Records from a dataset
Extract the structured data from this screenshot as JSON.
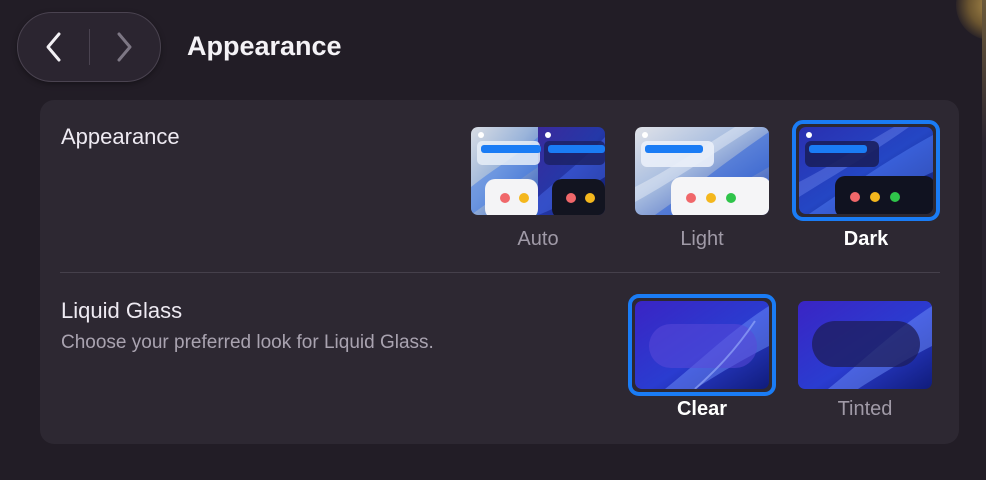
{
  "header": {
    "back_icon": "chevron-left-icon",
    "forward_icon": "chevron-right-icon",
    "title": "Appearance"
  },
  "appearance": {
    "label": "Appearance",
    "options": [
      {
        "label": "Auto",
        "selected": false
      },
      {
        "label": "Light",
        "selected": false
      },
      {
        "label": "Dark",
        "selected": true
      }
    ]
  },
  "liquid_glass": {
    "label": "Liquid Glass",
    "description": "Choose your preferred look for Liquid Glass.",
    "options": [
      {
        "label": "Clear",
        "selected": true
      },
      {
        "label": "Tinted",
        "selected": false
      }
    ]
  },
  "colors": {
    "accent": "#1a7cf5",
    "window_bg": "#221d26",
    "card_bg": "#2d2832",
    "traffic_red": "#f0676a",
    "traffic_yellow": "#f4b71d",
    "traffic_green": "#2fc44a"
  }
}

### Given problem
Transcribe the material exactly, leaving every picture out.

### Final result
Extract the structured data from this screenshot as JSON.
{
  "header": {
    "back_icon": "chevron-left-icon",
    "forward_icon": "chevron-right-icon",
    "title": "Appearance"
  },
  "appearance": {
    "label": "Appearance",
    "options": [
      {
        "label": "Auto",
        "selected": false
      },
      {
        "label": "Light",
        "selected": false
      },
      {
        "label": "Dark",
        "selected": true
      }
    ]
  },
  "liquid_glass": {
    "label": "Liquid Glass",
    "description": "Choose your preferred look for Liquid Glass.",
    "options": [
      {
        "label": "Clear",
        "selected": true
      },
      {
        "label": "Tinted",
        "selected": false
      }
    ]
  },
  "colors": {
    "accent": "#1a7cf5",
    "window_bg": "#221d26",
    "card_bg": "#2d2832",
    "traffic_red": "#f0676a",
    "traffic_yellow": "#f4b71d",
    "traffic_green": "#2fc44a"
  }
}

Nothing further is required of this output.